Do this =>
Reply with only the number of lines that contain the string "chevron".

= = = = = = =

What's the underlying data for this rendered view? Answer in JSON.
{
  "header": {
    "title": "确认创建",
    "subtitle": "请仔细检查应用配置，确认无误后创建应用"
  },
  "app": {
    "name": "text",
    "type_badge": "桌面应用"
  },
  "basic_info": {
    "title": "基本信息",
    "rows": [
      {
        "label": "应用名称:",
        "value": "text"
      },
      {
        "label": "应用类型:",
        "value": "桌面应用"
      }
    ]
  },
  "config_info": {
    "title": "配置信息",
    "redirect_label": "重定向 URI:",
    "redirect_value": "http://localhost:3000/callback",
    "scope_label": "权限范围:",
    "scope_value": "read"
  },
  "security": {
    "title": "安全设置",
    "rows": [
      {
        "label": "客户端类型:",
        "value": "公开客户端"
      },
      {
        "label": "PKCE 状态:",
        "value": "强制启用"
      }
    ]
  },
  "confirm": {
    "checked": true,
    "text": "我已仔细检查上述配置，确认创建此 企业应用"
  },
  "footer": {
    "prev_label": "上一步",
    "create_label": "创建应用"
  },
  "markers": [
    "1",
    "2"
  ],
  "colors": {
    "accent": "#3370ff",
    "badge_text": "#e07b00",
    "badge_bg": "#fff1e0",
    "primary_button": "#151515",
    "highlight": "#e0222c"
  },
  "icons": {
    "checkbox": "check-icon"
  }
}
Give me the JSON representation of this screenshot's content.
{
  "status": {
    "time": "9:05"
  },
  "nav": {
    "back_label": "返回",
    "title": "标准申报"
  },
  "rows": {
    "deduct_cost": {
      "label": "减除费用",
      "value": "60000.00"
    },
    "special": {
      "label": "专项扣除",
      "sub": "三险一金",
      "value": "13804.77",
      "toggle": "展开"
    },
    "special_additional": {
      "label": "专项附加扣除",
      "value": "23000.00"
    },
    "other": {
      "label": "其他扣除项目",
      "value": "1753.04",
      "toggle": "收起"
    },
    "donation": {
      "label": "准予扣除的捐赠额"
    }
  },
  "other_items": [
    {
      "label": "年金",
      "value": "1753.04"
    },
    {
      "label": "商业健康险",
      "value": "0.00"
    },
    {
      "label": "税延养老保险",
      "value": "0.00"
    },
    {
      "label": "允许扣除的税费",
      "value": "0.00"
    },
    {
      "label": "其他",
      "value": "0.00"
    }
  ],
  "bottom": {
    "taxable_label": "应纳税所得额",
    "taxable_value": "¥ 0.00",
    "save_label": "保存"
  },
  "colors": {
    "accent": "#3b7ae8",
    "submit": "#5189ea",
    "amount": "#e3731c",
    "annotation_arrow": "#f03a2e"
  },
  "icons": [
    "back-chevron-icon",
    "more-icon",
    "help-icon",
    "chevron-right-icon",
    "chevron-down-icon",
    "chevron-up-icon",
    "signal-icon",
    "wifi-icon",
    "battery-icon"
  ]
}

= = = = = = =

Answer to this exercise =>
4